— BEGIN Exercise input —

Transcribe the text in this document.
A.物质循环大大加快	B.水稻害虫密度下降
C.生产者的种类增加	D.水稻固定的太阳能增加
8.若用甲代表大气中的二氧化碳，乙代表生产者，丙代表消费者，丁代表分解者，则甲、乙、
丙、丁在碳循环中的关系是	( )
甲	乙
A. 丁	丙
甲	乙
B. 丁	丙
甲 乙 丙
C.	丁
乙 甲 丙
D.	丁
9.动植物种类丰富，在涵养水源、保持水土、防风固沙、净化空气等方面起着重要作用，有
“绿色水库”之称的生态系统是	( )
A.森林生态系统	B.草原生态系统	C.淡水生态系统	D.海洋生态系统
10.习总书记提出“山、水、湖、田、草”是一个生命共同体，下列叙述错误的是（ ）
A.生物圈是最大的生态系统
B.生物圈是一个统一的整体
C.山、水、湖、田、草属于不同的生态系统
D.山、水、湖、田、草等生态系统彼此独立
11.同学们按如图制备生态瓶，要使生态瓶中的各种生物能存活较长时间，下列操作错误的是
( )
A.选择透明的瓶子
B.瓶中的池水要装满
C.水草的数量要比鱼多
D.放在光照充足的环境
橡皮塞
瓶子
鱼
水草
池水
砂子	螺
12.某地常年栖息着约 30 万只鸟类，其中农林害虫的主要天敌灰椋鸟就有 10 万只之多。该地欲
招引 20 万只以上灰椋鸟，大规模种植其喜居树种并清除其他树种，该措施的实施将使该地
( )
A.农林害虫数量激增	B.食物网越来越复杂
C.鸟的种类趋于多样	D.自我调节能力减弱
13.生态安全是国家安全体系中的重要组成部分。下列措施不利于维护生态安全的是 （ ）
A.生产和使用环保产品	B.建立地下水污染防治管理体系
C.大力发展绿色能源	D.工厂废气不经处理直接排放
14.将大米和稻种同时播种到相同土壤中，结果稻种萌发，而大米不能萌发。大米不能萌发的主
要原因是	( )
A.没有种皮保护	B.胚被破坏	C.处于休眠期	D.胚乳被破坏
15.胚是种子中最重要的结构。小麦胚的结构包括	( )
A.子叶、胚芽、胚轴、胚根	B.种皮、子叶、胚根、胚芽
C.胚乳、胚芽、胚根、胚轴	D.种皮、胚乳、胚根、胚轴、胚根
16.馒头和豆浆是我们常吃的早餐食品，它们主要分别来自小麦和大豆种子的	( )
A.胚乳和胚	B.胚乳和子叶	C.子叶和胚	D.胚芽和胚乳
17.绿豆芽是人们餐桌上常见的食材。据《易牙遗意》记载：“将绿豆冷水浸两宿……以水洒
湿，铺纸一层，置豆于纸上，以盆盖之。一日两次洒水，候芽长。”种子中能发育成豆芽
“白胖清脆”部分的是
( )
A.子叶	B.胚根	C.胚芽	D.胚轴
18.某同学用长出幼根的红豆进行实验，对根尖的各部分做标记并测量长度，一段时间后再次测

— END Exercise input —

To do: The records above should be returned exactly.

Problem solution:
Transcribe the text in this document.
A.物质循环大大加快	B.水稻害虫密度下降
C.生产者的种类增加	D.水稻固定的太阳能增加
8.若用甲代表大气中的二氧化碳，乙代表生产者，丙代表消费者，丁代表分解者，则甲、乙、
丙、丁在碳循环中的关系是	( )
甲	乙
A. 丁	丙
甲	乙
B. 丁	丙
甲 乙 丙
C.	丁
乙 甲 丙
D.	丁
9.动植物种类丰富，在涵养水源、保持水土、防风固沙、净化空气等方面起着重要作用，有
“绿色水库”之称的生态系统是	( )
A.森林生态系统	B.草原生态系统	C.淡水生态系统	D.海洋生态系统
10.习总书记提出“山、水、湖、田、草”是一个生命共同体，下列叙述错误的是（ ）
A.生物圈是最大的生态系统
B.生物圈是一个统一的整体
C.山、水、湖、田、草属于不同的生态系统
D.山、水、湖、田、草等生态系统彼此独立
11.同学们按如图制备生态瓶，要使生态瓶中的各种生物能存活较长时间，下列操作错误的是
( )
A.选择透明的瓶子
B.瓶中的池水要装满
C.水草的数量要比鱼多
D.放在光照充足的环境
橡皮塞
瓶子
鱼
水草
池水
砂子	螺
12.某地常年栖息着约 30 万只鸟类，其中农林害虫的主要天敌灰椋鸟就有 10 万只之多。该地欲
招引 20 万只以上灰椋鸟，大规模种植其喜居树种并清除其他树种，该措施的实施将使该地
( )
A.农林害虫数量激增	B.食物网越来越复杂
C.鸟的种类趋于多样	D.自我调节能力减弱
13.生态安全是国家安全体系中的重要组成部分。下列措施不利于维护生态安全的是 （ ）
A.生产和使用环保产品	B.建立地下水污染防治管理体系
C.大力发展绿色能源	D.工厂废气不经处理直接排放
14.将大米和稻种同时播种到相同土壤中，结果稻种萌发，而大米不能萌发。大米不能萌发的主
要原因是	( )
A.没有种皮保护	B.胚被破坏	C.处于休眠期	D.胚乳被破坏
15.胚是种子中最重要的结构。小麦胚的结构包括	( )
A.子叶、胚芽、胚轴、胚根	B.种皮、子叶、胚根、胚芽
C.胚乳、胚芽、胚根、胚轴	D.种皮、胚乳、胚根、胚轴、胚根
16.馒头和豆浆是我们常吃的早餐食品，它们主要分别来自小麦和大豆种子的	( )
A.胚乳和胚	B.胚乳和子叶	C.子叶和胚	D.胚芽和胚乳
17.绿豆芽是人们餐桌上常见的食材。据《易牙遗意》记载：“将绿豆冷水浸两宿……以水洒
湿，铺纸一层，置豆于纸上，以盆盖之。一日两次洒水，候芽长。”种子中能发育成豆芽
“白胖清脆”部分的是
( )
A.子叶	B.胚根	C.胚芽	D.胚轴
18.某同学用长出幼根的红豆进行实验，对根尖的各部分做标记并测量长度，一段时间后再次测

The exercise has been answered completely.